---- Supplied data

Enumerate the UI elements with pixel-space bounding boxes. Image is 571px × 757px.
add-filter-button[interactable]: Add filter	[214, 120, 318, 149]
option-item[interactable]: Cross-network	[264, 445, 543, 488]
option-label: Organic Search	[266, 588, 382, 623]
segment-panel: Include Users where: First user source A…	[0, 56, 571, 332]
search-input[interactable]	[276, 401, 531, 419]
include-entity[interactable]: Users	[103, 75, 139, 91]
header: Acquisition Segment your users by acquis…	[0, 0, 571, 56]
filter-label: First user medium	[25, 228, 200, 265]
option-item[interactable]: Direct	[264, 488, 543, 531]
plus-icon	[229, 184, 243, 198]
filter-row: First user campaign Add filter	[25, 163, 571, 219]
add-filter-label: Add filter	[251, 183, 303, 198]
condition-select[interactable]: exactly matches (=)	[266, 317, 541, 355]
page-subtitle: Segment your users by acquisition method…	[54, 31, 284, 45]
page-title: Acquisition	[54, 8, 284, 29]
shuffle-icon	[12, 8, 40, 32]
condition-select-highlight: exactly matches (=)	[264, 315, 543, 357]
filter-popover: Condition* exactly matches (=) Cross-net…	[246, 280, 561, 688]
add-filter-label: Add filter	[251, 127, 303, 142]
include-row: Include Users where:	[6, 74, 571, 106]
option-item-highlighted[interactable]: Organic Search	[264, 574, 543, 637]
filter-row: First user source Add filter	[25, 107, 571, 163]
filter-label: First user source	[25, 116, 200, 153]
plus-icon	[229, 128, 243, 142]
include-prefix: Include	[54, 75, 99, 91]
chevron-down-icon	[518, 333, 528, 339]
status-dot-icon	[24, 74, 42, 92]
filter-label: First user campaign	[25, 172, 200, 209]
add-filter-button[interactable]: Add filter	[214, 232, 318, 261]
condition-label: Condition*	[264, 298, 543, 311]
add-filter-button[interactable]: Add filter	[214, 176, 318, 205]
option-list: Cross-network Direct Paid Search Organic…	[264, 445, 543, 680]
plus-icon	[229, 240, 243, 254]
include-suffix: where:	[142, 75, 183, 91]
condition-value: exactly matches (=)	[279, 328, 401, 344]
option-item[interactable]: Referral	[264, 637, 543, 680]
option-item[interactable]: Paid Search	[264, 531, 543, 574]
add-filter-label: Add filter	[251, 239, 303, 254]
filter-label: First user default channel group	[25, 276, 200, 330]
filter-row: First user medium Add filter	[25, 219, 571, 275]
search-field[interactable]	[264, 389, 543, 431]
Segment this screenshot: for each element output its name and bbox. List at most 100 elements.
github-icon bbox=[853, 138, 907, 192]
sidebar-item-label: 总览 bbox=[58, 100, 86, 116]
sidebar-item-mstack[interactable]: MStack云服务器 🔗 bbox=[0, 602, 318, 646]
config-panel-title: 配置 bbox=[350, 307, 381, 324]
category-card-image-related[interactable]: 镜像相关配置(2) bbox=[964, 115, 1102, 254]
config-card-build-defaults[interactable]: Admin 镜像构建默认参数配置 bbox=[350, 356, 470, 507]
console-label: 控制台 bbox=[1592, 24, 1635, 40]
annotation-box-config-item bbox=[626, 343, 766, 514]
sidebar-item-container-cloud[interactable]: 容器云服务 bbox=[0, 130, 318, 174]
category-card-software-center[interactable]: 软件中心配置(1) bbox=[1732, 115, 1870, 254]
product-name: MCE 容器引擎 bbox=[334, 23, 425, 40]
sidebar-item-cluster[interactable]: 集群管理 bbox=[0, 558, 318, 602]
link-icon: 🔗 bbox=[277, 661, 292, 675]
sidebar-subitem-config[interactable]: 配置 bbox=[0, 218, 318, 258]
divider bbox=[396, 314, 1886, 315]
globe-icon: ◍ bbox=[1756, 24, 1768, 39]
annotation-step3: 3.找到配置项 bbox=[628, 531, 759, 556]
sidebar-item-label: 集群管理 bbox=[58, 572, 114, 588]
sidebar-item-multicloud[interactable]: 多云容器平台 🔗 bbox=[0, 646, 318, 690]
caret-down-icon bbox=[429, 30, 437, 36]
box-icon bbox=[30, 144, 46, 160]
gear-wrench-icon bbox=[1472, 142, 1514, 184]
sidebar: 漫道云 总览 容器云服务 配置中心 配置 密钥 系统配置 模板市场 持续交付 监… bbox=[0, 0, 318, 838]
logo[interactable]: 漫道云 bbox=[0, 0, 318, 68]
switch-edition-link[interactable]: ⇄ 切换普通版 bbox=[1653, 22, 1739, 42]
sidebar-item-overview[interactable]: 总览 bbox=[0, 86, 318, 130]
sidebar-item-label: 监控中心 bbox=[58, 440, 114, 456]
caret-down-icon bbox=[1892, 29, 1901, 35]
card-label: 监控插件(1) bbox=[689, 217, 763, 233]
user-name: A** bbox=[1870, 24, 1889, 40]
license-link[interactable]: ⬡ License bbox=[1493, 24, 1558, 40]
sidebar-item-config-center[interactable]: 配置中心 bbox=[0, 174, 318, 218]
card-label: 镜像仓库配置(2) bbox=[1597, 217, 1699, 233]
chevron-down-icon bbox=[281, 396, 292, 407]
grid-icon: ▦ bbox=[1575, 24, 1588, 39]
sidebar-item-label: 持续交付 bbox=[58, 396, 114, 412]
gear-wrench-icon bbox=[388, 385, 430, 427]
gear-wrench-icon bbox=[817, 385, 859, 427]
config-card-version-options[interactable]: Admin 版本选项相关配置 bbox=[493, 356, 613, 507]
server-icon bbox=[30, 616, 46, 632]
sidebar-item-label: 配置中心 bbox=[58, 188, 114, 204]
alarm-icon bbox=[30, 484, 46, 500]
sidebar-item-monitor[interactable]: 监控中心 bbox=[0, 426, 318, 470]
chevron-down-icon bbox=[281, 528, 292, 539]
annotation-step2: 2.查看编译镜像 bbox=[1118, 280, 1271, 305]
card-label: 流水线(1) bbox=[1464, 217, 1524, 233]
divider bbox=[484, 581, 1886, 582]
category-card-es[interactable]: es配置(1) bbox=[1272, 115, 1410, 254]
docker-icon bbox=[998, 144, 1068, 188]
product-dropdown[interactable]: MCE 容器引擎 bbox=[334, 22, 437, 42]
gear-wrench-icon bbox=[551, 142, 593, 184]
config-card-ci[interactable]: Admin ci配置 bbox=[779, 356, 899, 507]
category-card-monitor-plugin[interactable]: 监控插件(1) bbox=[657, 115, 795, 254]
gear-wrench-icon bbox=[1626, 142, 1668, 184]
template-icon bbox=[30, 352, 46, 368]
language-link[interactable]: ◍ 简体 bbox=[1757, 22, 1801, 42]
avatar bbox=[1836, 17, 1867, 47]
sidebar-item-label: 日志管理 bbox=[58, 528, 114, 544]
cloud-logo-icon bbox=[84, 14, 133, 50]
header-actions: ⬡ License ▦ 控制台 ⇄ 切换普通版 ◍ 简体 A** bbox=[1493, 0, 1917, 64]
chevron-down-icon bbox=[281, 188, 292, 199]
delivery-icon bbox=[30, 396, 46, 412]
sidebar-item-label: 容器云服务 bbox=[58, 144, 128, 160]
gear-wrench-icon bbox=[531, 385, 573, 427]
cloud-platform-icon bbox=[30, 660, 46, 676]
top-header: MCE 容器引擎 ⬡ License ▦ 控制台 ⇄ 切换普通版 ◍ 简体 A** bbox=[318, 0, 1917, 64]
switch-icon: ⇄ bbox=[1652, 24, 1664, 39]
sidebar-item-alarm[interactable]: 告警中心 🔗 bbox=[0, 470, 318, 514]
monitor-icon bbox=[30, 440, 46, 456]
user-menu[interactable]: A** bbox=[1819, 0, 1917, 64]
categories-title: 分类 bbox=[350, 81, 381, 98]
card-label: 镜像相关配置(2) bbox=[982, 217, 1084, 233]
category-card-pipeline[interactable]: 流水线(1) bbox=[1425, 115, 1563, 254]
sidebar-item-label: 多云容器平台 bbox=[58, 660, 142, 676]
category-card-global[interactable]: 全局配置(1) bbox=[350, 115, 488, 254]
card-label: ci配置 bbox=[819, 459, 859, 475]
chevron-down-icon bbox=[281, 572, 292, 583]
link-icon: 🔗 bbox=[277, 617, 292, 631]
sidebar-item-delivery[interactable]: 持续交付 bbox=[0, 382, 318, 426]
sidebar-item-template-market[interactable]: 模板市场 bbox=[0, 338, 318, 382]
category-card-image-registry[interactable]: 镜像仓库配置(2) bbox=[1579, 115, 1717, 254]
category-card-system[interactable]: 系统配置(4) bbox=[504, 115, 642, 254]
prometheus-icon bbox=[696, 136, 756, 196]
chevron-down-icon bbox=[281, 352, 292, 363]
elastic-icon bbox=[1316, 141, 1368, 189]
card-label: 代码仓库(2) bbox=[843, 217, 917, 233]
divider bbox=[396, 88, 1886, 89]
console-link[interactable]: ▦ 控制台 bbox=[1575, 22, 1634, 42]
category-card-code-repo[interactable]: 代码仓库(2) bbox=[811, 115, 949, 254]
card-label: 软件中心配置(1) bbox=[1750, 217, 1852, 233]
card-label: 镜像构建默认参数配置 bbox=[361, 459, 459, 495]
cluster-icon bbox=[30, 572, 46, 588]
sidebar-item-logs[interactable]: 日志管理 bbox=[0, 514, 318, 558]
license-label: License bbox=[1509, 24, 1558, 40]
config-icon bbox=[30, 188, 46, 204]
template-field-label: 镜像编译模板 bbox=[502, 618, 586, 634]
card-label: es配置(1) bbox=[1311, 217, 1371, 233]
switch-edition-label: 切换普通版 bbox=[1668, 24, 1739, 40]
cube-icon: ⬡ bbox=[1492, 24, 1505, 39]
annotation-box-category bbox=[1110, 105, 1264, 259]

--------

== Given task ==
Gather every line in the listing that contains the string "product", matching case exactly.

== The result ==
product-name: MCE 容器引擎 bbox=[334, 23, 425, 40]
product-dropdown[interactable]: MCE 容器引擎 bbox=[334, 22, 437, 42]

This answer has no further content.